→ Data shown
—————

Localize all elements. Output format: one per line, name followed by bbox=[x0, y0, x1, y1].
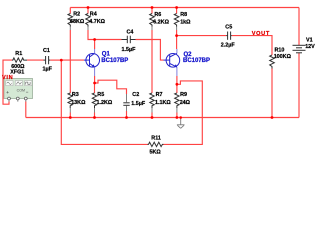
svg-text:+: + bbox=[6, 90, 9, 95]
svg-text:R1: R1 bbox=[15, 51, 22, 57]
junction rail R7 bbox=[151, 116, 154, 119]
capacitor C5 bbox=[221, 24, 236, 48]
svg-text:R11: R11 bbox=[151, 136, 161, 142]
svg-text:68KΩ: 68KΩ bbox=[70, 19, 85, 25]
svg-text:C5: C5 bbox=[225, 24, 232, 30]
svg-text:12V: 12V bbox=[305, 44, 315, 50]
svg-text:R10: R10 bbox=[275, 47, 285, 53]
svg-text:6.2KΩ: 6.2KΩ bbox=[153, 19, 169, 25]
wire R9 top lead bbox=[176, 84, 178, 93]
junction rail C2 bbox=[125, 116, 128, 119]
wire Q1 emitter jog to C2 bbox=[95, 80, 127, 94]
resistor R8 bbox=[174, 8, 191, 27]
svg-text:R7: R7 bbox=[156, 92, 163, 98]
svg-text:BC107BP: BC107BP bbox=[183, 58, 210, 64]
wire R6 bottom through cross to R7 top bbox=[151, 27, 153, 31]
wire Q2 emitter lead bbox=[176, 76, 178, 84]
wire base node to Q1 base bbox=[61, 59, 84, 61]
wire R2 bottom to base node bbox=[69, 27, 71, 31]
transistor Q1 bbox=[84, 49, 128, 76]
wire R8 bottom to Q2 collector node bbox=[176, 27, 178, 31]
resistor R7 bbox=[150, 92, 172, 108]
svg-text:Q2: Q2 bbox=[184, 52, 193, 58]
junction rail R3 bbox=[69, 116, 72, 119]
resistor R1 bbox=[11, 51, 27, 70]
wire R3 bottom to rail bbox=[69, 108, 71, 113]
junction rail ground bbox=[179, 116, 182, 119]
svg-text:V1: V1 bbox=[306, 38, 313, 44]
wire R11 right to Q2 emitter jog bbox=[164, 81, 203, 144]
wire R1 to C1 bbox=[27, 59, 44, 61]
svg-text:1.5µF: 1.5µF bbox=[131, 101, 146, 107]
wire XFG1 minus terminal drop bbox=[25, 102, 27, 118]
junction top rail R8 bbox=[175, 6, 178, 9]
wire collector node to C4 bbox=[95, 39, 122, 41]
svg-text:R2: R2 bbox=[73, 11, 80, 17]
capacitor C1 bbox=[43, 48, 53, 72]
svg-text:C4: C4 bbox=[127, 30, 134, 36]
svg-text:−: − bbox=[26, 90, 29, 95]
resistor R10 bbox=[270, 47, 292, 68]
junction Q2 collector node bbox=[175, 34, 178, 37]
junction top rail R6 bbox=[151, 6, 154, 9]
svg-text:C1: C1 bbox=[43, 48, 50, 54]
capacitor C4 bbox=[122, 30, 137, 53]
svg-text:5KΩ: 5KΩ bbox=[150, 150, 162, 156]
wire ground bottom rail bbox=[26, 117, 299, 119]
resistor R5 bbox=[92, 92, 113, 108]
resistor R3 bbox=[68, 92, 86, 108]
wire Q1 collector lead bbox=[94, 40, 96, 50]
wire VCC top rail bbox=[70, 7, 299, 9]
transistor Q2 bbox=[164, 49, 211, 76]
wire C1 to base node bbox=[50, 59, 61, 61]
junction Q1 base node bbox=[60, 59, 63, 62]
junction Q2 emitter node bbox=[176, 83, 179, 86]
resistor R9 bbox=[175, 92, 191, 108]
wire C2 bottom to rail bbox=[126, 106, 128, 111]
svg-text:100KΩ: 100KΩ bbox=[274, 54, 292, 60]
svg-text:Q1: Q1 bbox=[102, 51, 111, 57]
junction rail R9 bbox=[176, 116, 179, 119]
ground bbox=[177, 118, 185, 129]
junction Q1 emitter node bbox=[93, 82, 96, 85]
svg-text:R8: R8 bbox=[180, 12, 187, 18]
svg-text:1.2KΩ: 1.2KΩ bbox=[97, 100, 113, 106]
wire Q1 emitter lead bbox=[94, 76, 96, 83]
svg-text:VOUT: VOUT bbox=[252, 31, 270, 37]
svg-text:1.1KΩ: 1.1KΩ bbox=[155, 100, 171, 106]
svg-text:24Ω: 24Ω bbox=[180, 100, 191, 106]
svg-text:COM: COM bbox=[17, 88, 25, 92]
svg-text:2.2µF: 2.2µF bbox=[221, 43, 236, 49]
svg-text:13KΩ: 13KΩ bbox=[71, 100, 86, 106]
wire R5 top lead bbox=[94, 83, 96, 93]
wire feedback node down bbox=[61, 60, 147, 144]
svg-text:R9: R9 bbox=[180, 92, 187, 98]
wire R9 bottom to rail bbox=[176, 108, 178, 113]
wire R7 bottom to rail bbox=[151, 108, 153, 113]
svg-text:BC107BP: BC107BP bbox=[101, 58, 128, 64]
wire battery top lead bbox=[298, 8, 300, 46]
resistor R6 bbox=[150, 8, 170, 27]
capacitor C2 bbox=[123, 92, 146, 107]
svg-text:1kΩ: 1kΩ bbox=[180, 19, 191, 25]
junction rail R5 bbox=[93, 116, 96, 119]
svg-text:R3: R3 bbox=[72, 92, 79, 98]
resistor R11 bbox=[148, 136, 164, 156]
resistor R2 bbox=[68, 8, 85, 27]
resistor R4 bbox=[86, 8, 106, 27]
svg-text:R4: R4 bbox=[90, 12, 97, 18]
junction top rail R4 bbox=[87, 6, 90, 9]
svg-text:R5: R5 bbox=[97, 92, 104, 98]
junction Q1 collector node bbox=[93, 38, 96, 41]
svg-text:VIN: VIN bbox=[2, 75, 13, 81]
junction rail R10 bbox=[271, 116, 274, 119]
wire collector node to C5 bbox=[177, 35, 227, 37]
wire XFG1 plus to R1 left loop bbox=[3, 60, 12, 104]
svg-text:1µF: 1µF bbox=[43, 66, 53, 72]
svg-text:R6: R6 bbox=[154, 12, 161, 18]
wire C4 to Q2 base jog bbox=[136, 40, 164, 61]
wire R10 bottom to rail bbox=[271, 69, 273, 118]
wire Q2 collector lead bbox=[176, 36, 178, 49]
battery V1 bbox=[293, 38, 316, 53]
wire R5 bottom to rail bbox=[94, 108, 96, 113]
svg-text:C2: C2 bbox=[132, 92, 139, 98]
wire battery bottom lead bbox=[298, 53, 300, 118]
function generator XFG1 bbox=[4, 70, 33, 102]
wire R3 top to base wire bbox=[69, 60, 71, 93]
svg-text:4.7KΩ: 4.7KΩ bbox=[89, 19, 105, 25]
svg-text:1.5µF: 1.5µF bbox=[122, 47, 137, 53]
wire C5 to R10 / VOUT bbox=[232, 36, 272, 55]
wire R4 bottom to Q1 collector node bbox=[87, 27, 89, 31]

—————

→ Stated goal
Replace "junction rail" with "rail node" in the entries between the lines holding "svg-text:+: + bbox=[6, 90, 9, 95]" and "junction rail C2 bbox=[125, 116, 128, 119]", inclusive. Write out only those lines, otherwise unchanged.

→ Reply to the exercise
svg-text:+: + bbox=[6, 90, 9, 95]
svg-text:R1: R1 bbox=[15, 51, 22, 57]
rail node R7 bbox=[151, 116, 154, 119]
capacitor C5 bbox=[221, 24, 236, 48]
svg-text:R11: R11 bbox=[151, 136, 161, 142]
svg-text:68KΩ: 68KΩ bbox=[70, 19, 85, 25]
svg-text:C5: C5 bbox=[225, 24, 232, 30]
svg-text:12V: 12V bbox=[305, 44, 315, 50]
svg-text:R10: R10 bbox=[275, 47, 285, 53]
svg-text:6.2KΩ: 6.2KΩ bbox=[153, 19, 169, 25]
wire R9 top lead bbox=[176, 84, 178, 93]
rail node C2 bbox=[125, 116, 128, 119]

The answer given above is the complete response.